WHAT YOU NEED TO DO — Output the full listing below exactly, without the pictures.

◇ ◇ ◇

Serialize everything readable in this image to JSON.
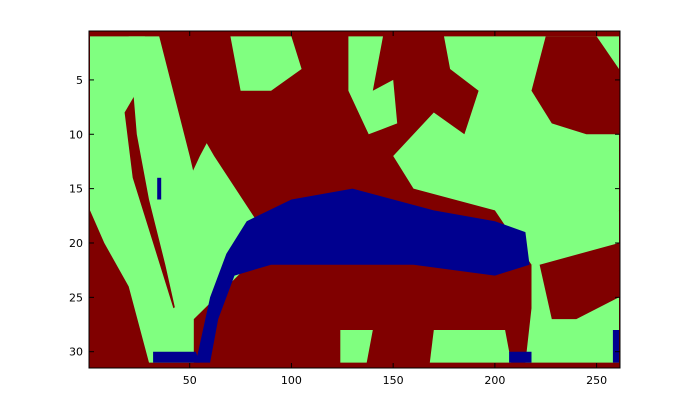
{
  "chart_data": {
    "type": "heatmap",
    "title": "",
    "xlabel": "",
    "ylabel": "",
    "x_range": [
      0.5,
      261.5
    ],
    "y_range": [
      0.5,
      31.5
    ],
    "y_reversed": true,
    "x_ticks": [
      "50",
      "100",
      "150",
      "200",
      "250"
    ],
    "y_ticks": [
      "5",
      "10",
      "15",
      "20",
      "25",
      "30"
    ],
    "grid": false,
    "legend": "none",
    "colors": {
      "1": "#00008f",
      "2": "#80ff80",
      "3": "#800000"
    },
    "background_class": 3,
    "n_cols": 261,
    "n_rows": 31,
    "regions": [
      {
        "class": 2,
        "name": "left-diagonal-band",
        "polygon": [
          [
            1,
            1
          ],
          [
            28,
            1
          ],
          [
            62,
            12
          ],
          [
            90,
            20
          ],
          [
            52,
            27
          ],
          [
            52,
            31
          ],
          [
            30,
            31
          ],
          [
            20,
            24
          ],
          [
            8,
            20
          ],
          [
            1,
            17
          ]
        ]
      },
      {
        "class": 3,
        "name": "left-inner-wedge",
        "polygon": [
          [
            40,
            1
          ],
          [
            70,
            1
          ],
          [
            72,
            6
          ],
          [
            55,
            12
          ],
          [
            40,
            18
          ],
          [
            45,
            21
          ],
          [
            50,
            25
          ],
          [
            42,
            26
          ],
          [
            32,
            20
          ],
          [
            22,
            14
          ],
          [
            18,
            8
          ]
        ]
      },
      {
        "class": 2,
        "name": "left-inner-strip",
        "polygon": [
          [
            20,
            1
          ],
          [
            35,
            1
          ],
          [
            50,
            12
          ],
          [
            60,
            20
          ],
          [
            50,
            26
          ],
          [
            44,
            27
          ],
          [
            38,
            22
          ],
          [
            30,
            16
          ],
          [
            24,
            10
          ]
        ]
      },
      {
        "class": 2,
        "name": "top-left-patch",
        "polygon": [
          [
            70,
            1
          ],
          [
            100,
            1
          ],
          [
            105,
            4
          ],
          [
            90,
            6
          ],
          [
            75,
            6
          ]
        ]
      },
      {
        "class": 2,
        "name": "top-center-patch",
        "polygon": [
          [
            128,
            1
          ],
          [
            145,
            1
          ],
          [
            140,
            6
          ],
          [
            150,
            5
          ],
          [
            152,
            9
          ],
          [
            138,
            10
          ],
          [
            128,
            6
          ]
        ]
      },
      {
        "class": 2,
        "name": "right-region",
        "polygon": [
          [
            175,
            1
          ],
          [
            261,
            1
          ],
          [
            261,
            17
          ],
          [
            240,
            20
          ],
          [
            218,
            22
          ],
          [
            200,
            17
          ],
          [
            160,
            15
          ],
          [
            150,
            12
          ],
          [
            170,
            8
          ],
          [
            185,
            10
          ],
          [
            192,
            6
          ],
          [
            178,
            4
          ]
        ]
      },
      {
        "class": 3,
        "name": "right-upper-inset",
        "polygon": [
          [
            225,
            1
          ],
          [
            250,
            1
          ],
          [
            261,
            4
          ],
          [
            261,
            10
          ],
          [
            245,
            10
          ],
          [
            228,
            9
          ],
          [
            218,
            6
          ]
        ]
      },
      {
        "class": 2,
        "name": "right-lower-region",
        "polygon": [
          [
            218,
            22
          ],
          [
            261,
            17
          ],
          [
            261,
            31
          ],
          [
            215,
            31
          ],
          [
            218,
            26
          ]
        ]
      },
      {
        "class": 3,
        "name": "right-lower-strip",
        "polygon": [
          [
            222,
            22
          ],
          [
            261,
            20
          ],
          [
            261,
            25
          ],
          [
            240,
            27
          ],
          [
            228,
            27
          ]
        ]
      },
      {
        "class": 1,
        "name": "blue-arch",
        "polygon": [
          [
            53,
            31
          ],
          [
            60,
            25
          ],
          [
            68,
            21
          ],
          [
            78,
            18
          ],
          [
            100,
            16
          ],
          [
            130,
            15
          ],
          [
            150,
            16
          ],
          [
            170,
            17
          ],
          [
            200,
            18
          ],
          [
            215,
            19
          ],
          [
            217,
            22
          ],
          [
            200,
            23
          ],
          [
            160,
            22
          ],
          [
            120,
            22
          ],
          [
            90,
            22
          ],
          [
            72,
            23
          ],
          [
            64,
            27
          ],
          [
            60,
            31
          ]
        ]
      },
      {
        "class": 2,
        "name": "left-blue-speck",
        "polygon": [
          [
            34,
            14
          ],
          [
            37,
            14
          ],
          [
            37,
            16
          ],
          [
            34,
            16
          ]
        ]
      },
      {
        "class": 1,
        "name": "left-blue-speck-core",
        "polygon": [
          [
            34,
            14
          ],
          [
            36,
            14
          ],
          [
            36,
            16
          ],
          [
            34,
            16
          ]
        ]
      },
      {
        "class": 2,
        "name": "bottom-center-patch",
        "polygon": [
          [
            124,
            28
          ],
          [
            140,
            28
          ],
          [
            137,
            31
          ],
          [
            124,
            31
          ]
        ]
      },
      {
        "class": 2,
        "name": "bottom-right-patch",
        "polygon": [
          [
            170,
            28
          ],
          [
            205,
            28
          ],
          [
            208,
            31
          ],
          [
            168,
            31
          ]
        ]
      },
      {
        "class": 1,
        "name": "bottom-left-blue",
        "polygon": [
          [
            32,
            30
          ],
          [
            53,
            30
          ],
          [
            55,
            31
          ],
          [
            32,
            31
          ]
        ]
      },
      {
        "class": 1,
        "name": "bottom-right-blue",
        "polygon": [
          [
            207,
            30
          ],
          [
            218,
            30
          ],
          [
            218,
            31
          ],
          [
            207,
            31
          ]
        ]
      },
      {
        "class": 1,
        "name": "bottom-edge-blue",
        "polygon": [
          [
            258,
            28
          ],
          [
            261,
            28
          ],
          [
            261,
            31
          ],
          [
            258,
            31
          ]
        ]
      }
    ]
  }
}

◇ ◇ ◇

WORKED SOLUTION —
Serialize everything readable in this image to JSON.
{
  "chart_data": {
    "type": "heatmap",
    "title": "",
    "xlabel": "",
    "ylabel": "",
    "x_range": [
      0.5,
      261.5
    ],
    "y_range": [
      0.5,
      31.5
    ],
    "y_reversed": true,
    "x_ticks": [
      "50",
      "100",
      "150",
      "200",
      "250"
    ],
    "y_ticks": [
      "5",
      "10",
      "15",
      "20",
      "25",
      "30"
    ],
    "grid": false,
    "legend": "none",
    "colors": {
      "1": "#00008f",
      "2": "#80ff80",
      "3": "#800000"
    },
    "background_class": 3,
    "n_cols": 261,
    "n_rows": 31,
    "regions": [
      {
        "class": 2,
        "name": "left-diagonal-band",
        "polygon": [
          [
            1,
            1
          ],
          [
            28,
            1
          ],
          [
            62,
            12
          ],
          [
            90,
            20
          ],
          [
            52,
            27
          ],
          [
            52,
            31
          ],
          [
            30,
            31
          ],
          [
            20,
            24
          ],
          [
            8,
            20
          ],
          [
            1,
            17
          ]
        ]
      },
      {
        "class": 3,
        "name": "left-inner-wedge",
        "polygon": [
          [
            40,
            1
          ],
          [
            70,
            1
          ],
          [
            72,
            6
          ],
          [
            55,
            12
          ],
          [
            40,
            18
          ],
          [
            45,
            21
          ],
          [
            50,
            25
          ],
          [
            42,
            26
          ],
          [
            32,
            20
          ],
          [
            22,
            14
          ],
          [
            18,
            8
          ]
        ]
      },
      {
        "class": 2,
        "name": "left-inner-strip",
        "polygon": [
          [
            20,
            1
          ],
          [
            35,
            1
          ],
          [
            50,
            12
          ],
          [
            60,
            20
          ],
          [
            50,
            26
          ],
          [
            44,
            27
          ],
          [
            38,
            22
          ],
          [
            30,
            16
          ],
          [
            24,
            10
          ]
        ]
      },
      {
        "class": 2,
        "name": "top-left-patch",
        "polygon": [
          [
            70,
            1
          ],
          [
            100,
            1
          ],
          [
            105,
            4
          ],
          [
            90,
            6
          ],
          [
            75,
            6
          ]
        ]
      },
      {
        "class": 2,
        "name": "top-center-patch",
        "polygon": [
          [
            128,
            1
          ],
          [
            145,
            1
          ],
          [
            140,
            6
          ],
          [
            150,
            5
          ],
          [
            152,
            9
          ],
          [
            138,
            10
          ],
          [
            128,
            6
          ]
        ]
      },
      {
        "class": 2,
        "name": "right-region",
        "polygon": [
          [
            175,
            1
          ],
          [
            261,
            1
          ],
          [
            261,
            17
          ],
          [
            240,
            20
          ],
          [
            218,
            22
          ],
          [
            200,
            17
          ],
          [
            160,
            15
          ],
          [
            150,
            12
          ],
          [
            170,
            8
          ],
          [
            185,
            10
          ],
          [
            192,
            6
          ],
          [
            178,
            4
          ]
        ]
      },
      {
        "class": 3,
        "name": "right-upper-inset",
        "polygon": [
          [
            225,
            1
          ],
          [
            250,
            1
          ],
          [
            261,
            4
          ],
          [
            261,
            10
          ],
          [
            245,
            10
          ],
          [
            228,
            9
          ],
          [
            218,
            6
          ]
        ]
      },
      {
        "class": 2,
        "name": "right-lower-region",
        "polygon": [
          [
            218,
            22
          ],
          [
            261,
            17
          ],
          [
            261,
            31
          ],
          [
            215,
            31
          ],
          [
            218,
            26
          ]
        ]
      },
      {
        "class": 3,
        "name": "right-lower-strip",
        "polygon": [
          [
            222,
            22
          ],
          [
            261,
            20
          ],
          [
            261,
            25
          ],
          [
            240,
            27
          ],
          [
            228,
            27
          ]
        ]
      },
      {
        "class": 1,
        "name": "blue-arch",
        "polygon": [
          [
            53,
            31
          ],
          [
            60,
            25
          ],
          [
            68,
            21
          ],
          [
            78,
            18
          ],
          [
            100,
            16
          ],
          [
            130,
            15
          ],
          [
            150,
            16
          ],
          [
            170,
            17
          ],
          [
            200,
            18
          ],
          [
            215,
            19
          ],
          [
            217,
            22
          ],
          [
            200,
            23
          ],
          [
            160,
            22
          ],
          [
            120,
            22
          ],
          [
            90,
            22
          ],
          [
            72,
            23
          ],
          [
            64,
            27
          ],
          [
            60,
            31
          ]
        ]
      },
      {
        "class": 2,
        "name": "left-blue-speck",
        "polygon": [
          [
            34,
            14
          ],
          [
            37,
            14
          ],
          [
            37,
            16
          ],
          [
            34,
            16
          ]
        ]
      },
      {
        "class": 1,
        "name": "left-blue-speck-core",
        "polygon": [
          [
            34,
            14
          ],
          [
            36,
            14
          ],
          [
            36,
            16
          ],
          [
            34,
            16
          ]
        ]
      },
      {
        "class": 2,
        "name": "bottom-center-patch",
        "polygon": [
          [
            124,
            28
          ],
          [
            140,
            28
          ],
          [
            137,
            31
          ],
          [
            124,
            31
          ]
        ]
      },
      {
        "class": 2,
        "name": "bottom-right-patch",
        "polygon": [
          [
            170,
            28
          ],
          [
            205,
            28
          ],
          [
            208,
            31
          ],
          [
            168,
            31
          ]
        ]
      },
      {
        "class": 1,
        "name": "bottom-left-blue",
        "polygon": [
          [
            32,
            30
          ],
          [
            53,
            30
          ],
          [
            55,
            31
          ],
          [
            32,
            31
          ]
        ]
      },
      {
        "class": 1,
        "name": "bottom-right-blue",
        "polygon": [
          [
            207,
            30
          ],
          [
            218,
            30
          ],
          [
            218,
            31
          ],
          [
            207,
            31
          ]
        ]
      },
      {
        "class": 1,
        "name": "bottom-edge-blue",
        "polygon": [
          [
            258,
            28
          ],
          [
            261,
            28
          ],
          [
            261,
            31
          ],
          [
            258,
            31
          ]
        ]
      }
    ]
  }
}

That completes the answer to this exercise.